# Records:

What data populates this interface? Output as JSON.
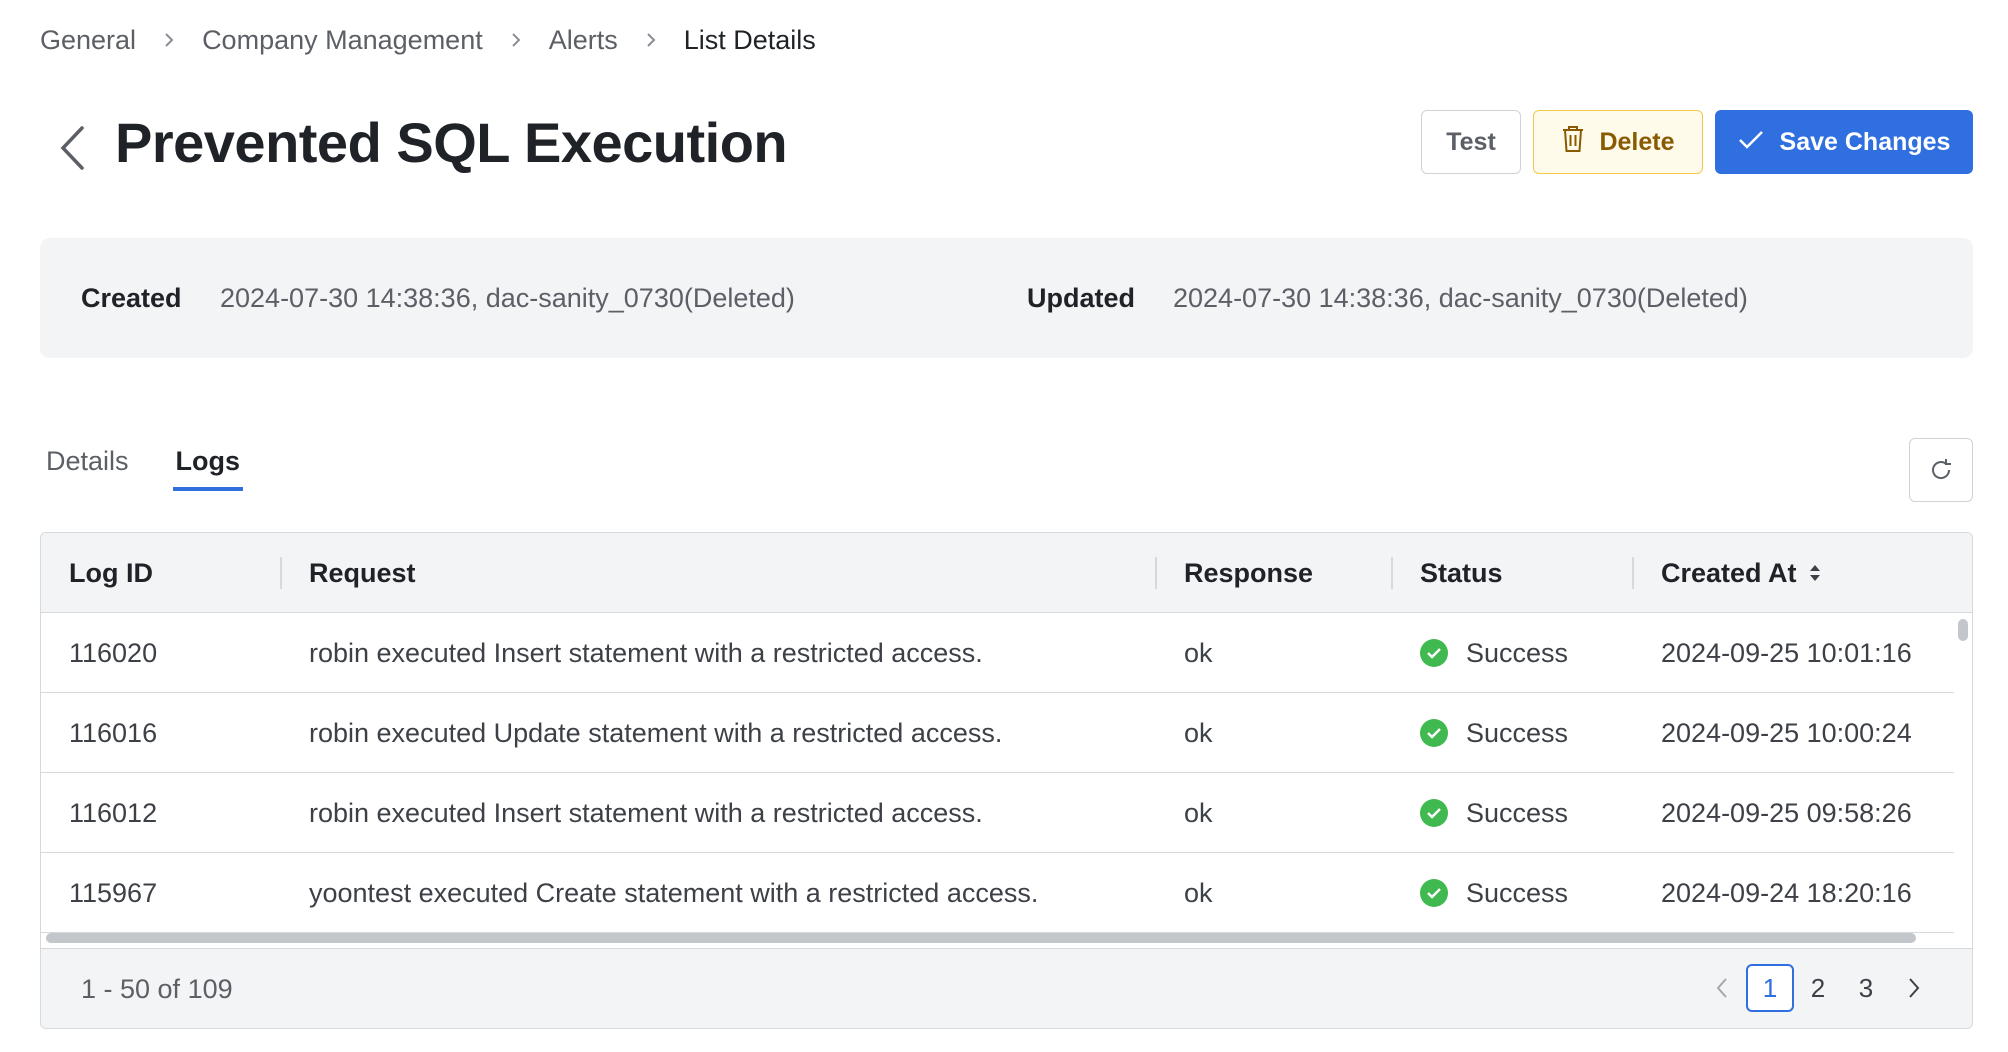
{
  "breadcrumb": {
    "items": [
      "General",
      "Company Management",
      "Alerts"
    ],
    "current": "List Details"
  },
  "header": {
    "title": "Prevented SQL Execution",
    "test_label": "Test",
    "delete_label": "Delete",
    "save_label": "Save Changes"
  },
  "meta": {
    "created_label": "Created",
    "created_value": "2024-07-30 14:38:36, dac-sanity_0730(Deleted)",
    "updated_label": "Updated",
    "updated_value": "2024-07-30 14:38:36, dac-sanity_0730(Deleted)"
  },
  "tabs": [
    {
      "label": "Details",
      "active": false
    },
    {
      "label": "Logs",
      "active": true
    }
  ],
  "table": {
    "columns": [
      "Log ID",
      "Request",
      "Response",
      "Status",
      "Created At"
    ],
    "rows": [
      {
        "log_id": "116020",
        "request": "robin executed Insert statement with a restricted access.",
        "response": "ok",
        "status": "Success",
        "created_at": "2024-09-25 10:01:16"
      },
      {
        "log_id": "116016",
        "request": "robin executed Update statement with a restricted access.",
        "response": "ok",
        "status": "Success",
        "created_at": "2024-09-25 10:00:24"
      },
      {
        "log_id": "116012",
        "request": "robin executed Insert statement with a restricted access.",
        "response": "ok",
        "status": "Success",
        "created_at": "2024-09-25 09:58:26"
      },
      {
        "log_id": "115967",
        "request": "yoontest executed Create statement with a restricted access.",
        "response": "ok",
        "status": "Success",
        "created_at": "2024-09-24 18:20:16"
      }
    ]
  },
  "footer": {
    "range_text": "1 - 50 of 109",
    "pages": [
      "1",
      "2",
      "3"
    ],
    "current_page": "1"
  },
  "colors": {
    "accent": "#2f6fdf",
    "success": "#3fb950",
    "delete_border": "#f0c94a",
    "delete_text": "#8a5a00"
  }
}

# What is being asked:
Find every line with the word "restricted" and state how many there are, with no other words.

# The completed task:
4